Given exercise: Keep every line where the word "Luciano" appears; drop the rest.

(Dataset items)
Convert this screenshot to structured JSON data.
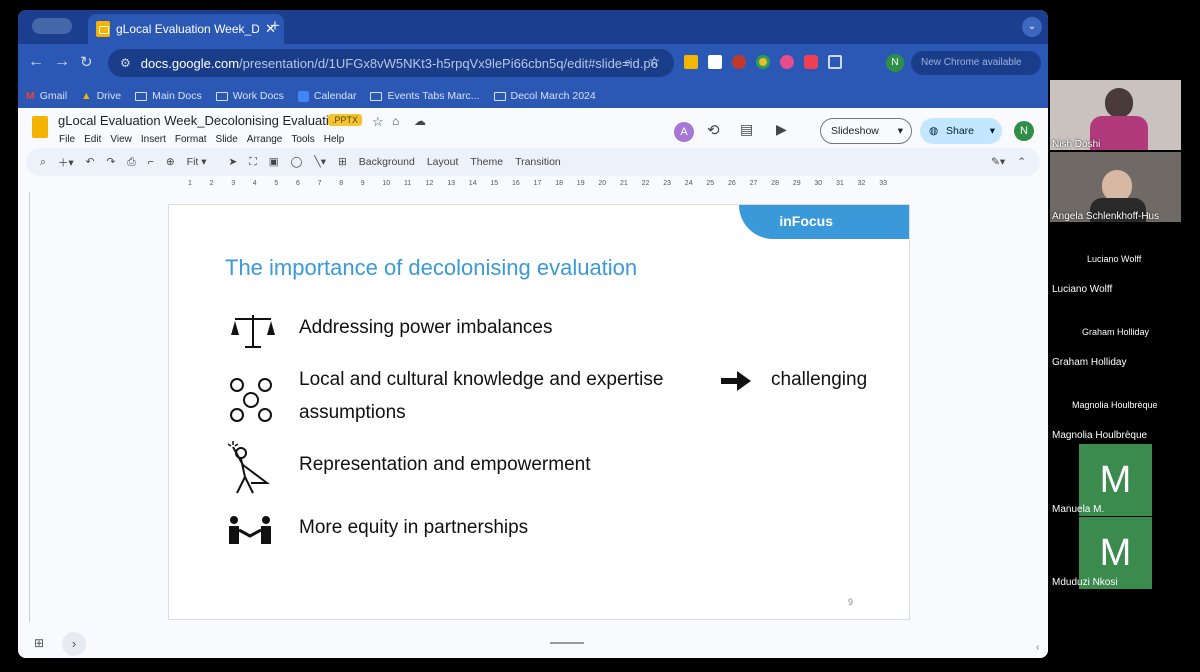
{
  "browser": {
    "tab_title": "gLocal Evaluation Week_Decolonising Evaluation",
    "url_host": "docs.google.com",
    "url_path": "/presentation/d/1UFGx8vW5NKt3-h5rpqVx9lePi66cbn5q/edit#slide=id.p6",
    "new_chrome": "New Chrome available",
    "profile_initial": "N",
    "bookmarks": [
      "Gmail",
      "Drive",
      "Main Docs",
      "Work Docs",
      "Calendar",
      "Events Tabs Marc...",
      "Decol March 2024"
    ]
  },
  "docs": {
    "title": "gLocal Evaluation Week_Decolonising Evaluation",
    "badge": ".PPTX",
    "menus": [
      "File",
      "Edit",
      "View",
      "Insert",
      "Format",
      "Slide",
      "Arrange",
      "Tools",
      "Help"
    ],
    "avatar_a": "A",
    "avatar_n": "N",
    "slideshow": "Slideshow",
    "share": "Share",
    "zoom": "Fit",
    "toolbar_text": [
      "Background",
      "Layout",
      "Theme",
      "Transition"
    ]
  },
  "ruler": [
    "1",
    "2",
    "3",
    "4",
    "5",
    "6",
    "7",
    "8",
    "9",
    "10",
    "11",
    "12",
    "13",
    "14",
    "15",
    "16",
    "17",
    "18",
    "19",
    "20",
    "21",
    "22",
    "23",
    "24",
    "25",
    "26",
    "27",
    "28",
    "29",
    "30",
    "31",
    "32",
    "33"
  ],
  "slide": {
    "brand": "inFocus",
    "title": "The importance of decolonising evaluation",
    "bullets": [
      "Addressing power imbalances",
      "Local and cultural knowledge and expertise",
      "Representation and empowerment",
      "More equity in partnerships"
    ],
    "bullet2_tail": "challenging",
    "bullet2_line2": "assumptions",
    "page_number": "9"
  },
  "participants": {
    "p1": "Nish Doshi",
    "p2": "Angela Schlenkhoff-Hus",
    "p3_center": "Luciano Wolff",
    "p3": "Luciano Wolff",
    "p4_center": "Graham Holliday",
    "p4": "Graham Holliday",
    "p5_center": "Magnolia Houlbrèque",
    "p5": "Magnolia Houlbrèque",
    "p6_letter": "M",
    "p6": "Manuela M.",
    "p7_letter": "M",
    "p7": "Mduduzi Nkosi"
  },
  "colors": {
    "title": "#3a9ad9",
    "brand_bg": "#3a9ad9",
    "tile_green": "#3b8a4e"
  }
}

Task result:
    "p3_center": "Luciano Wolff",
    "p3": "Luciano Wolff",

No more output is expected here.